## Given request
Reproduce the listing word for word. Skip any image.
--- Start Data supplied ---
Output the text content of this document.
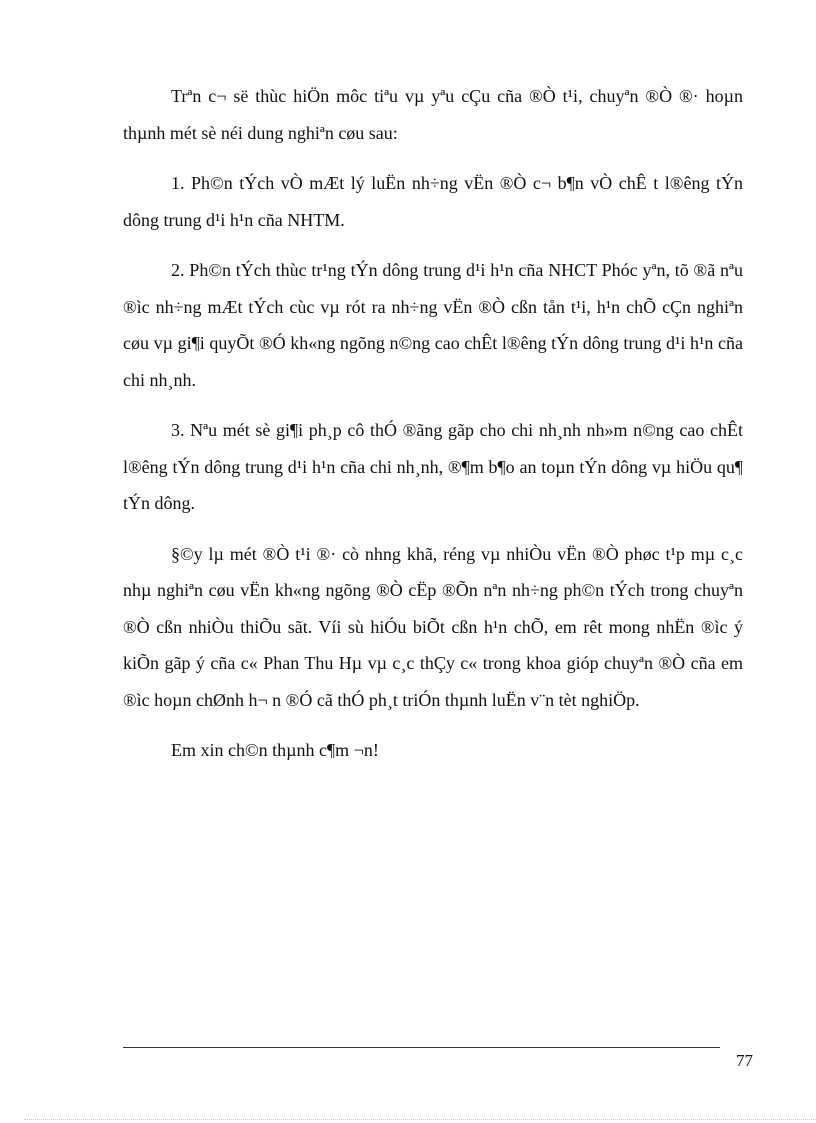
Trªn c¬ së thùc hiÖn môc tiªu vµ yªu cÇu cña ®Ò t¹i, chuyªn ®Ò ®· hoµn thµnh mét sè néi dung nghiªn cøu sau:

1. Ph©n tÝch vÒ mÆt lý luËn nh÷ng vËn ®Ò c¬ b¶n vÒ chÊ t l®êng tÝn dông trung d¹i h¹n cña NHTM.

2. Ph©n tÝch thùc tr¹ng tÝn dông trung d¹i h¹n cña NHCT Phóc yªn, tõ ®ã nªu ®ìc nh÷ng mÆt tÝch cùc vµ rót ra nh÷ng vËn ®Ò cßn tån t¹i, h¹n chÕ cÇn nghiªn cøu vµ gi¶i quyÕt ®Ó kh«ng ngõng n©ng cao chÊt l®êng tÝn dông trung d¹i h¹n cña chi nh¸nh.

3. Nªu mét sè gi¶i ph¸p cô thÓ ®ãng gãp cho chi nh¸nh nh»m n©ng cao chÊt l®êng tÝn dông trung d¹i h¹n cña chi nh¸nh, ®¶m b¶o an toµn tÝn dông vµ hiÖu qu¶ tÝn dông.

§©y lµ mét ®Ò t¹i ®· cò nhng khã, réng vµ nhiÒu vËn ®Ò phøc t¹p mµ c¸c nhµ nghiªn cøu vËn kh«ng ngõng ®Ò cËp ®Õn nªn nh÷ng ph©n tÝch trong chuyªn ®Ò cßn nhiÒu thiÕu sãt. Víi sù hiÓu biÕt cßn h¹n chÕ, em rêt mong nhËn ®ìc ý kiÕn gãp ý cña c« Phan Thu Hµ vµ c¸c thÇy c« trong khoa gióp chuyªn ®Ò cña em ®ìc hoµn chØnh h¬ n ®Ó cã thÓ ph¸t triÓn thµnh luËn v¨n tèt nghiÖp.

Em xin ch©n thµnh c¶m ¬n!

77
--- End Data supplied ---
## Answer in full
Output the text content of this document.
Trªn c¬ së thùc hiÖn môc tiªu vµ yªu cÇu cña ®Ò t¹i, chuyªn ®Ò ®· hoµn thµnh mét sè néi dung nghiªn cøu sau:

1. Ph©n tÝch vÒ mÆt lý luËn nh÷ng vËn ®Ò c¬ b¶n vÒ chÊ t l®êng tÝn dông trung d¹i h¹n cña NHTM.

2. Ph©n tÝch thùc tr¹ng tÝn dông trung d¹i h¹n cña NHCT Phóc yªn, tõ ®ã nªu ®ìc nh÷ng mÆt tÝch cùc vµ rót ra nh÷ng vËn ®Ò cßn tån t¹i, h¹n chÕ cÇn nghiªn cøu vµ gi¶i quyÕt ®Ó kh«ng ngõng n©ng cao chÊt l®êng tÝn dông trung d¹i h¹n cña chi nh¸nh.

3. Nªu mét sè gi¶i ph¸p cô thÓ ®ãng gãp cho chi nh¸nh nh»m n©ng cao chÊt l®êng tÝn dông trung d¹i h¹n cña chi nh¸nh, ®¶m b¶o an toµn tÝn dông vµ hiÖu qu¶ tÝn dông.

§©y lµ mét ®Ò t¹i ®· cò nhng khã, réng vµ nhiÒu vËn ®Ò phøc t¹p mµ c¸c nhµ nghiªn cøu vËn kh«ng ngõng ®Ò cËp ®Õn nªn nh÷ng ph©n tÝch trong chuyªn ®Ò cßn nhiÒu thiÕu sãt. Víi sù hiÓu biÕt cßn h¹n chÕ, em rêt mong nhËn ®ìc ý kiÕn gãp ý cña c« Phan Thu Hµ vµ c¸c thÇy c« trong khoa gióp chuyªn ®Ò cña em ®ìc hoµn chØnh h¬ n ®Ó cã thÓ ph¸t triÓn thµnh luËn v¨n tèt nghiÖp.

Em xin ch©n thµnh c¶m ¬n!

77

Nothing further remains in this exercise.